(Data records)

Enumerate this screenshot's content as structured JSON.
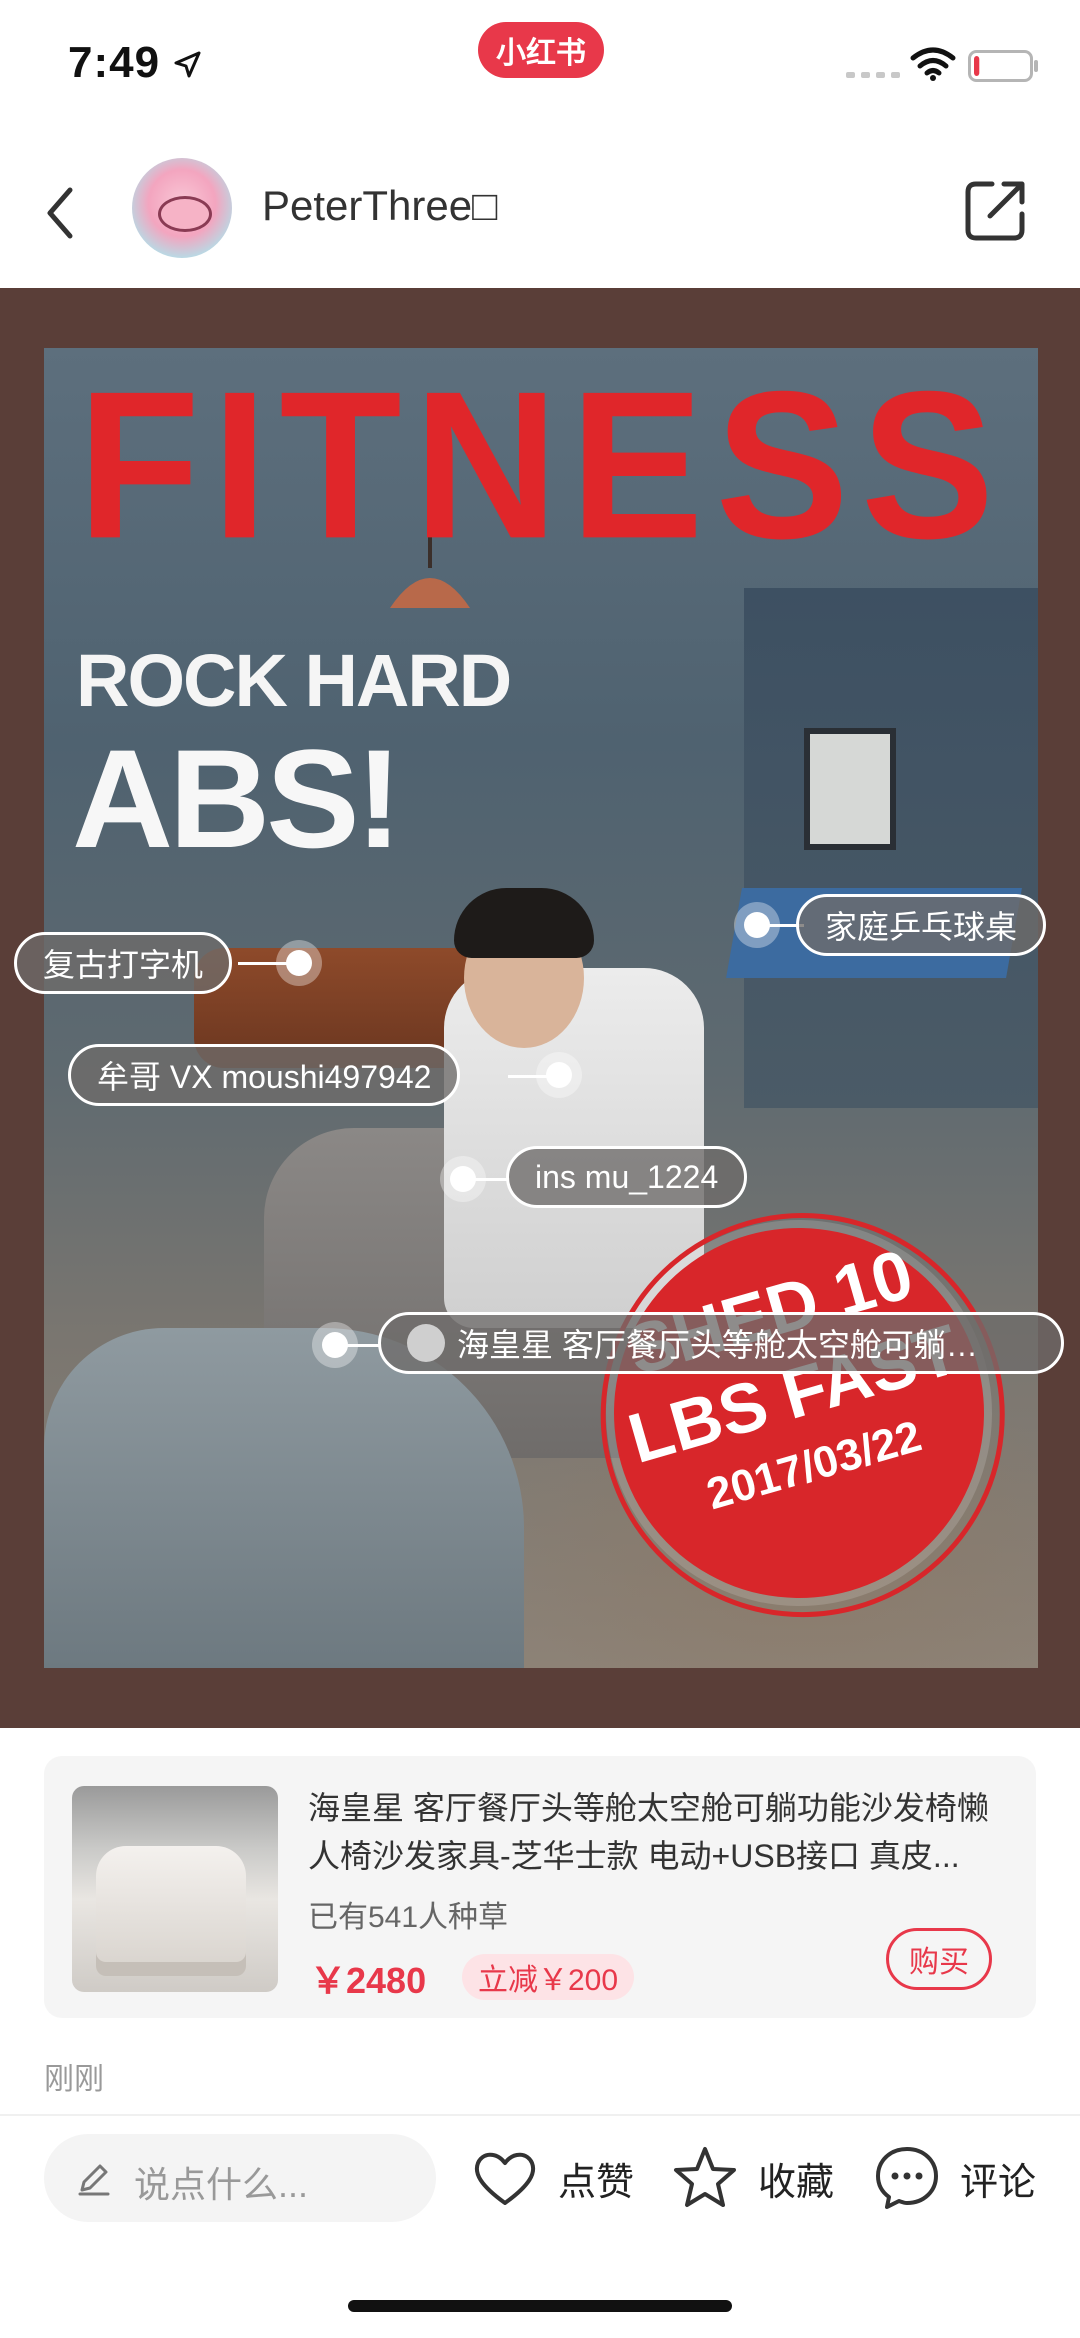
{
  "status_bar": {
    "time": "7:49",
    "app_badge": "小红书",
    "icons": [
      "location-arrow-icon",
      "signal-icon",
      "wifi-icon",
      "battery-icon"
    ],
    "battery_level_fraction": 0.1
  },
  "header": {
    "username": "PeterThree□",
    "icons": [
      "back-icon",
      "share-icon"
    ]
  },
  "poster": {
    "headline": "FITNESS",
    "subhead_1": "ROCK HARD",
    "subhead_2": "ABS!",
    "stamp_line_1": "SHED 10",
    "stamp_line_2": "LBS FAST",
    "stamp_line_3": "2017/03/22"
  },
  "tags": [
    {
      "label": "复古打字机"
    },
    {
      "label": "家庭乒乓球桌"
    },
    {
      "label": "牟哥 VX moushi497942"
    },
    {
      "label": "ins mu_1224"
    },
    {
      "label": "海皇星 客厅餐厅头等舱太空舱可躺…"
    }
  ],
  "product": {
    "title": "海皇星 客厅餐厅头等舱太空舱可躺功能沙发椅懒人椅沙发家具-芝华士款 电动+USB接口 真皮...",
    "count": "已有541人种草",
    "price": "￥2480",
    "discount": "立减￥200",
    "buy_label": "购买"
  },
  "post_time": "刚刚",
  "bottom_bar": {
    "comment_placeholder": "说点什么...",
    "like_label": "点赞",
    "collect_label": "收藏",
    "comment_label": "评论"
  },
  "colors": {
    "brand_red": "#e8384a",
    "poster_red": "#e0262a",
    "frame_brown": "#5a3e38"
  }
}
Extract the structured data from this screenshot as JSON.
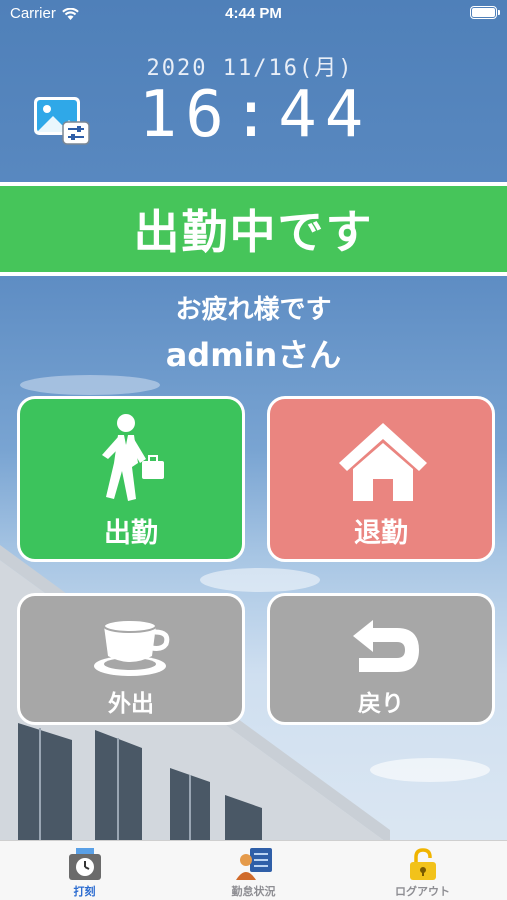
{
  "status_bar": {
    "carrier": "Carrier",
    "time": "4:44 PM"
  },
  "header": {
    "date": "2020 11/16(月)",
    "time": "16:44"
  },
  "status_banner": {
    "text": "出勤中です",
    "color": "#46c55a"
  },
  "greeting": {
    "line1": "お疲れ様です",
    "line2": "adminさん"
  },
  "buttons": {
    "clock_in": {
      "label": "出勤",
      "icon": "businessman-walking-icon",
      "color": "#3cc35c"
    },
    "clock_out": {
      "label": "退勤",
      "icon": "house-icon",
      "color": "#ea8580"
    },
    "go_out": {
      "label": "外出",
      "icon": "coffee-cup-icon",
      "color": "#a7a7a7"
    },
    "return": {
      "label": "戻り",
      "icon": "return-arrow-icon",
      "color": "#a7a7a7"
    }
  },
  "tab_bar": {
    "tabs": [
      {
        "label": "打刻",
        "icon": "punch-clock-icon",
        "active": true
      },
      {
        "label": "勤怠状況",
        "icon": "attendance-status-icon",
        "active": false
      },
      {
        "label": "ログアウト",
        "icon": "padlock-icon",
        "active": false
      }
    ],
    "active_color": "#2c6cd0"
  }
}
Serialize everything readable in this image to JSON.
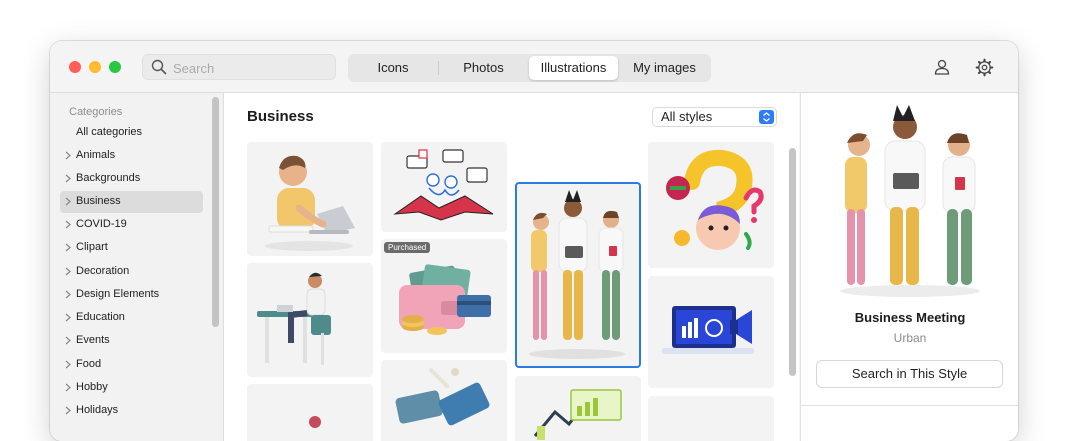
{
  "toolbar": {
    "search_placeholder": "Search",
    "tabs": [
      {
        "label": "Icons",
        "active": false
      },
      {
        "label": "Photos",
        "active": false
      },
      {
        "label": "Illustrations",
        "active": true
      },
      {
        "label": "My images",
        "active": false
      }
    ],
    "icons": {
      "search": "search-icon",
      "account": "person-icon",
      "settings": "gear-icon"
    }
  },
  "sidebar": {
    "heading": "Categories",
    "all_label": "All categories",
    "items": [
      {
        "label": "Animals"
      },
      {
        "label": "Backgrounds"
      },
      {
        "label": "Business",
        "active": true
      },
      {
        "label": "COVID-19"
      },
      {
        "label": "Clipart"
      },
      {
        "label": "Decoration"
      },
      {
        "label": "Design Elements"
      },
      {
        "label": "Education"
      },
      {
        "label": "Events"
      },
      {
        "label": "Food"
      },
      {
        "label": "Hobby"
      },
      {
        "label": "Holidays"
      }
    ]
  },
  "main": {
    "title": "Business",
    "style_filter": "All styles",
    "purchased_badge": "Purchased",
    "tiles": [
      "man-with-laptop-illustration",
      "people-chatting-illustration",
      "business-meeting-illustration",
      "question-mark-illustration",
      "man-at-desk-illustration",
      "wallet-with-coins-illustration",
      "computer-with-megaphone-illustration",
      "partial-illustration",
      "credit-card-illustration",
      "analytics-charts-illustration",
      "partial-illustration"
    ]
  },
  "detail": {
    "title": "Business Meeting",
    "style": "Urban",
    "button_label": "Search in This Style"
  },
  "colors": {
    "accent": "#2a7be4",
    "close": "#fe5f57",
    "minimize": "#febc2e",
    "zoom": "#28c840"
  }
}
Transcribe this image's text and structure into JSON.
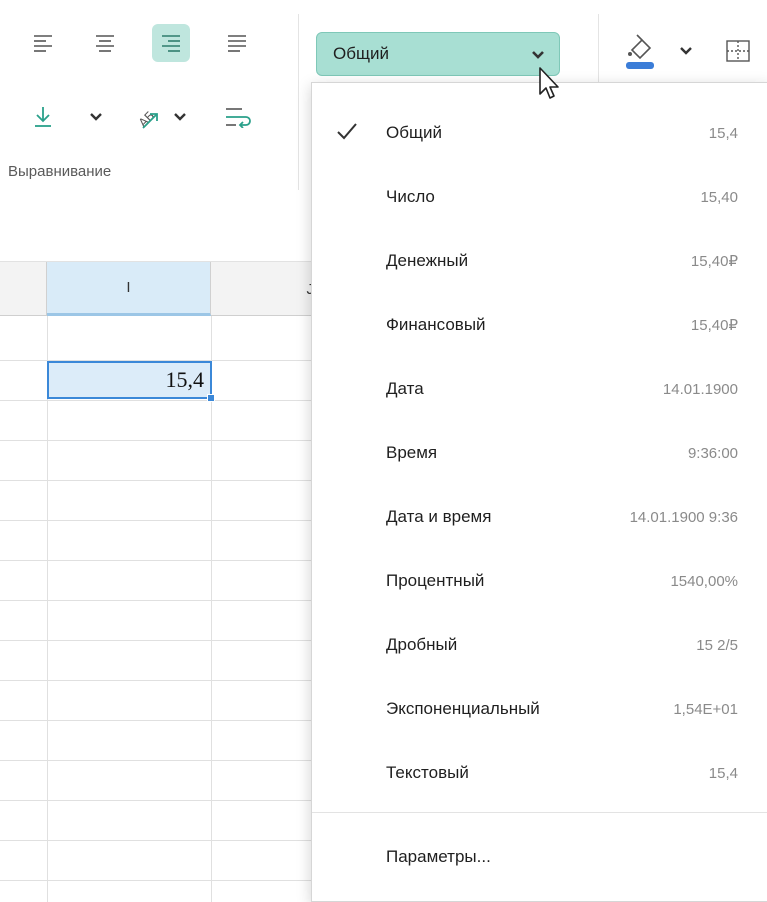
{
  "toolbar": {
    "group_label": "Выравнивание",
    "accent_color": "#a8dfd3",
    "icons": [
      "align-left-icon",
      "align-center-icon",
      "align-right-icon",
      "align-justify-icon",
      "align-bottom-icon",
      "chevron-down-icon",
      "text-rotate-icon",
      "chevron-down-icon",
      "wrap-text-icon",
      "fill-color-icon",
      "chevron-down-icon",
      "borders-icon"
    ]
  },
  "number_format": {
    "selected": "Общий"
  },
  "grid": {
    "columns": [
      "I",
      "J"
    ],
    "active_cell_value": "15,4",
    "selection_color": "#3b88d8"
  },
  "dropdown": {
    "items": [
      {
        "label": "Общий",
        "sample": "15,4",
        "checked": true
      },
      {
        "label": "Число",
        "sample": "15,40",
        "checked": false
      },
      {
        "label": "Денежный",
        "sample": "15,40₽",
        "checked": false
      },
      {
        "label": "Финансовый",
        "sample": "15,40₽",
        "checked": false
      },
      {
        "label": "Дата",
        "sample": "14.01.1900",
        "checked": false
      },
      {
        "label": "Время",
        "sample": "9:36:00",
        "checked": false
      },
      {
        "label": "Дата и время",
        "sample": "14.01.1900 9:36",
        "checked": false
      },
      {
        "label": "Процентный",
        "sample": "1540,00%",
        "checked": false
      },
      {
        "label": "Дробный",
        "sample": "15 2/5",
        "checked": false
      },
      {
        "label": "Экспоненциальный",
        "sample": "1,54E+01",
        "checked": false
      },
      {
        "label": "Текстовый",
        "sample": "15,4",
        "checked": false
      }
    ],
    "footer": "Параметры..."
  }
}
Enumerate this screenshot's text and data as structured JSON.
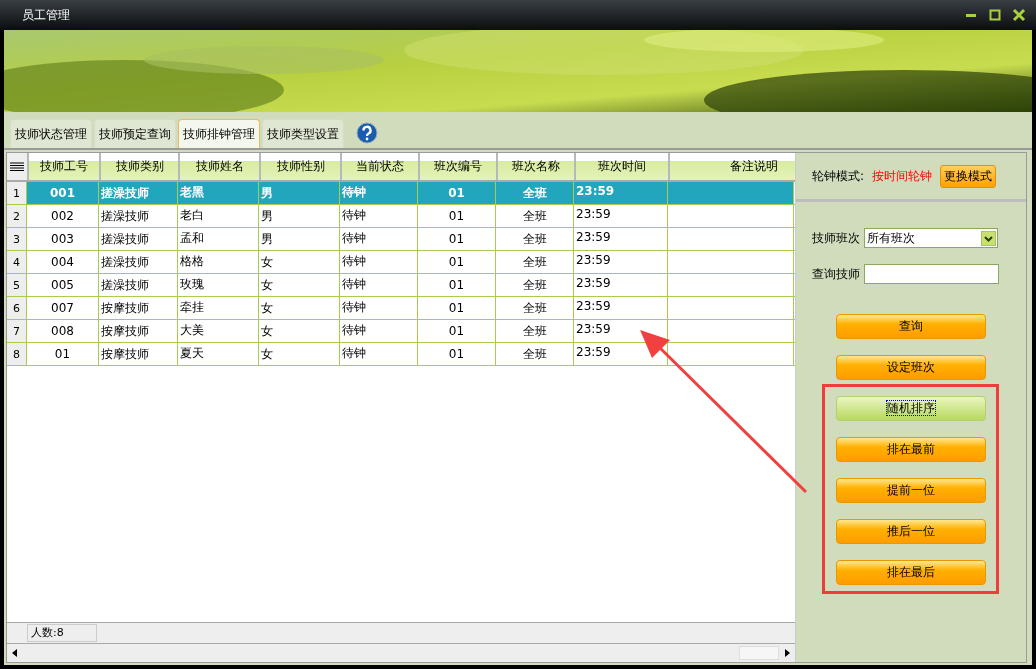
{
  "window": {
    "title": "员工管理"
  },
  "tabs": [
    {
      "label": "技师状态管理",
      "selected": false
    },
    {
      "label": "技师预定查询",
      "selected": false
    },
    {
      "label": "技师排钟管理",
      "selected": true
    },
    {
      "label": "技师类型设置",
      "selected": false
    }
  ],
  "table": {
    "columns": [
      "技师工号",
      "技师类别",
      "技师姓名",
      "技师性别",
      "当前状态",
      "班次编号",
      "班次名称",
      "班次时间",
      "备注说明"
    ],
    "rows": [
      {
        "index": "1",
        "selected": true,
        "cells": [
          "001",
          "搓澡技师",
          "老黑",
          "男",
          "待钟",
          "01",
          "全班",
          "23:59"
        ]
      },
      {
        "index": "2",
        "selected": false,
        "cells": [
          "002",
          "搓澡技师",
          "老白",
          "男",
          "待钟",
          "01",
          "全班",
          "23:59"
        ]
      },
      {
        "index": "3",
        "selected": false,
        "cells": [
          "003",
          "搓澡技师",
          "孟和",
          "男",
          "待钟",
          "01",
          "全班",
          "23:59"
        ]
      },
      {
        "index": "4",
        "selected": false,
        "cells": [
          "004",
          "搓澡技师",
          "格格",
          "女",
          "待钟",
          "01",
          "全班",
          "23:59"
        ]
      },
      {
        "index": "5",
        "selected": false,
        "cells": [
          "005",
          "搓澡技师",
          "玫瑰",
          "女",
          "待钟",
          "01",
          "全班",
          "23:59"
        ]
      },
      {
        "index": "6",
        "selected": false,
        "cells": [
          "007",
          "按摩技师",
          "牵挂",
          "女",
          "待钟",
          "01",
          "全班",
          "23:59"
        ]
      },
      {
        "index": "7",
        "selected": false,
        "cells": [
          "008",
          "按摩技师",
          "大美",
          "女",
          "待钟",
          "01",
          "全班",
          "23:59"
        ]
      },
      {
        "index": "8",
        "selected": false,
        "cells": [
          "01",
          "按摩技师",
          "夏天",
          "女",
          "待钟",
          "01",
          "全班",
          "23:59"
        ]
      }
    ],
    "summary": "人数:8"
  },
  "panel": {
    "mode_label": "轮钟模式:",
    "mode_value": "按时间轮钟",
    "mode_button": "更换模式",
    "shift_label": "技师班次",
    "shift_value": "所有班次",
    "search_label": "查询技师",
    "buttons": [
      {
        "label": "查询",
        "focused": false
      },
      {
        "label": "设定班次",
        "focused": false
      },
      {
        "label": "随机排序",
        "focused": true
      },
      {
        "label": "排在最前",
        "focused": false
      },
      {
        "label": "提前一位",
        "focused": false
      },
      {
        "label": "推后一位",
        "focused": false
      },
      {
        "label": "排在最后",
        "focused": false
      }
    ]
  }
}
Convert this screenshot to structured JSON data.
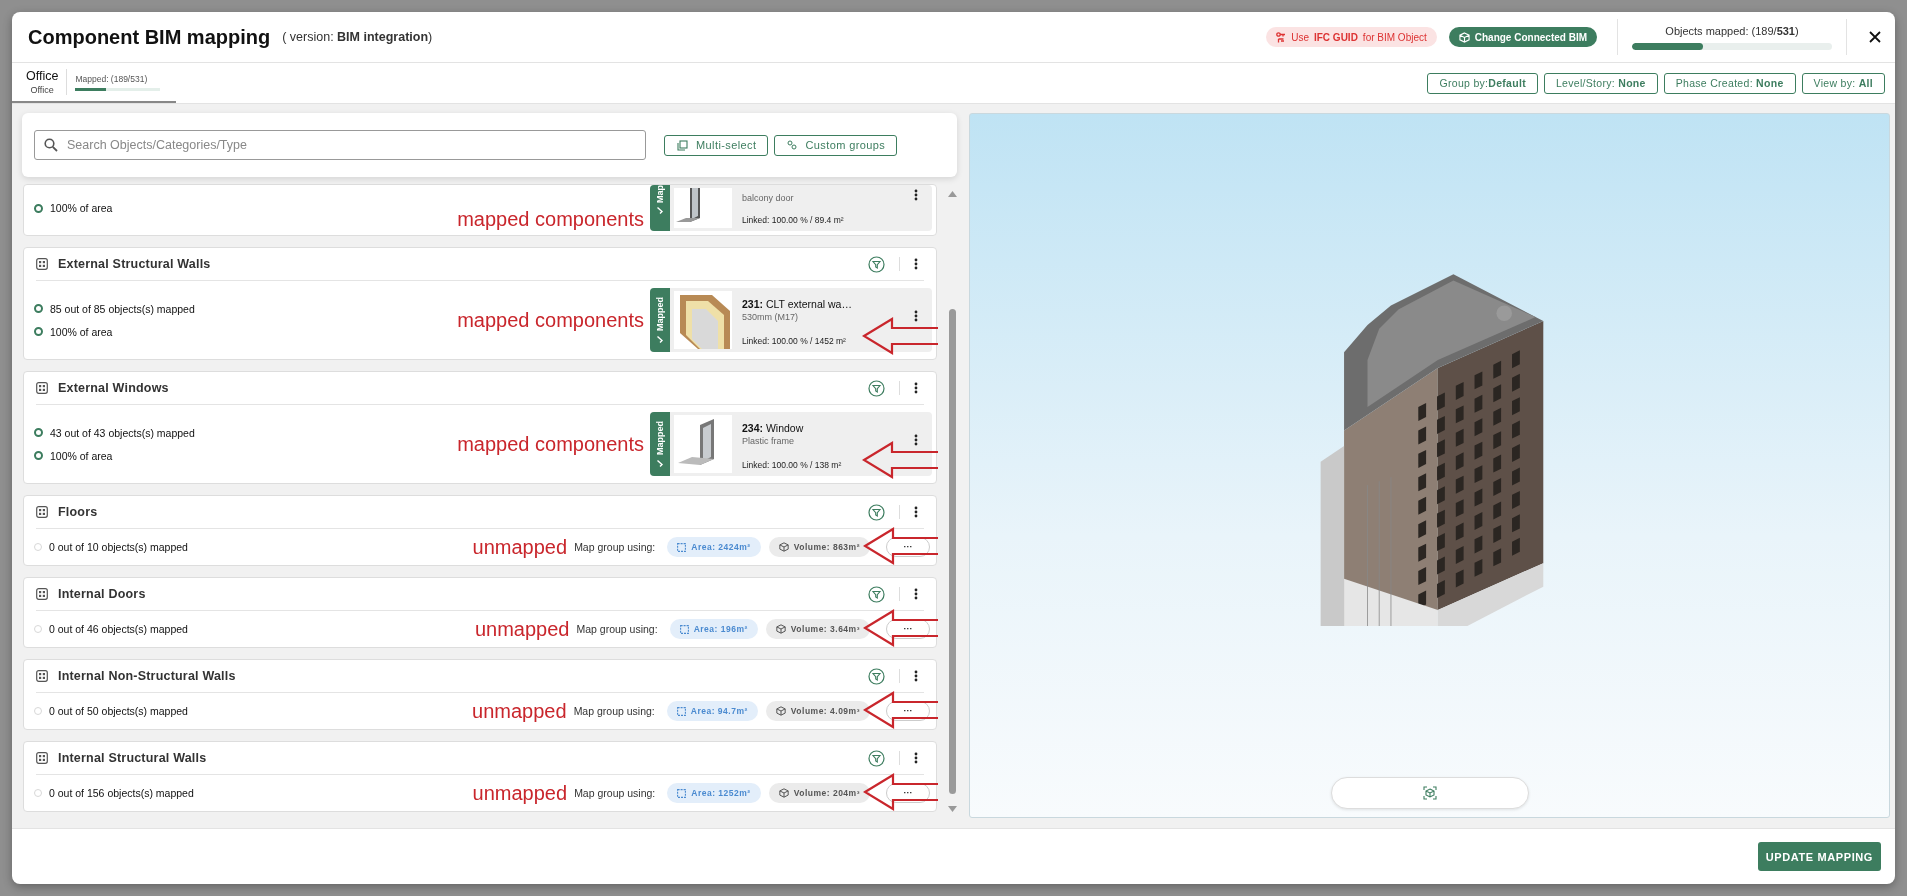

WHAT IS REQUIRED: Select every line in the material above where the string "structured" occurs, and copy it.

WORKED SOLUTION:
Enumerate this screenshot's content as structured JSON.
Extract the structured data from this screenshot as JSON.
Enumerate this screenshot's text and data as structured JSON.
Convert this screenshot to structured JSON data.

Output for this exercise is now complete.